Problem to work on: Return a copy of every line in the records that includes the word "name".

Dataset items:
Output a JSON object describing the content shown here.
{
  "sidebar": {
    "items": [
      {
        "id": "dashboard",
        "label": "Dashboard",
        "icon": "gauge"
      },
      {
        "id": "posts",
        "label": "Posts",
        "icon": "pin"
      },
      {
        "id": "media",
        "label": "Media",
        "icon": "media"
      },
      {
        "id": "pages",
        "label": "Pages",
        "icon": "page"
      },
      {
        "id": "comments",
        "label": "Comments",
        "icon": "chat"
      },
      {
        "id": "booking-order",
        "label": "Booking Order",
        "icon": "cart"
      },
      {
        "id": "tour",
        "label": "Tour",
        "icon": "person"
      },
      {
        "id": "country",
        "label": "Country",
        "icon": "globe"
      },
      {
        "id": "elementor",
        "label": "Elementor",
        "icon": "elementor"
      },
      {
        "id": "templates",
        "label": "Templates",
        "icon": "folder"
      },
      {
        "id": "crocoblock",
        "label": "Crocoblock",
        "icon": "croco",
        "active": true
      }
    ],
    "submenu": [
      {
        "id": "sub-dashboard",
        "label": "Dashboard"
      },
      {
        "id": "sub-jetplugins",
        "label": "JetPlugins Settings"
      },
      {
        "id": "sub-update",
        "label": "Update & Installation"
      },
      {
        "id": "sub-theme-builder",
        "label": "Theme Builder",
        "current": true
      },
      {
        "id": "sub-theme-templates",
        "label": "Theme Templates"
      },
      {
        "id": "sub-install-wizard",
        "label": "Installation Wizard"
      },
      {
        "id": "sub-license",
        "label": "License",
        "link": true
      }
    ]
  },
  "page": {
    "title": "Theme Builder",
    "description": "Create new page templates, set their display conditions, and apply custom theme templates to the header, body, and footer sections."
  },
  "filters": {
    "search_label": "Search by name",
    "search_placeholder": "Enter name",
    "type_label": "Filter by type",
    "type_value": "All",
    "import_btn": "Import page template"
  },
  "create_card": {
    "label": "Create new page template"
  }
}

Task solution:
    "search_label": "Search by name",
    "search_placeholder": "Enter name",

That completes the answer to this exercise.